* _WORK REQUIRED_
Using the records below, locate all lines containing "план" and return them.

* _DATASET ROWS_
──────────────────────────────

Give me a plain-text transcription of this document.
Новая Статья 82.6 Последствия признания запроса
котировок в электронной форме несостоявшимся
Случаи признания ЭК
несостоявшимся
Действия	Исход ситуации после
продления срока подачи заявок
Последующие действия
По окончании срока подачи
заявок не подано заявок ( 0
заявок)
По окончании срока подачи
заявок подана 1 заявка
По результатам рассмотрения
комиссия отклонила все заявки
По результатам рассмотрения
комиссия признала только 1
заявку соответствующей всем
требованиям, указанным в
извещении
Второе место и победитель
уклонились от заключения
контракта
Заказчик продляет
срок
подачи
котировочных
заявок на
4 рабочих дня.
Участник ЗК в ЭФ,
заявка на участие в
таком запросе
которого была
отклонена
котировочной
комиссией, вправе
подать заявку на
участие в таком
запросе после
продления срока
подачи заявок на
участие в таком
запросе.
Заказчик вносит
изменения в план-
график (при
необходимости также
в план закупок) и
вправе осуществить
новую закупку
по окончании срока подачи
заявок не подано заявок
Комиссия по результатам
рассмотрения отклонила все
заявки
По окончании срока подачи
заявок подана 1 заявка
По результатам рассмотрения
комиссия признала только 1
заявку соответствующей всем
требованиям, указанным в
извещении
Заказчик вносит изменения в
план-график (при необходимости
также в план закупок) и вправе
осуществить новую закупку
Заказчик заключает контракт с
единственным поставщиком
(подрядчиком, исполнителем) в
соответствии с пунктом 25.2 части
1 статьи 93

──────────────────────────────

* _RESULT OF THIS TASK_
изменения в план-
в план закупок) и
план-график (при необходимости
также в план закупок) и вправе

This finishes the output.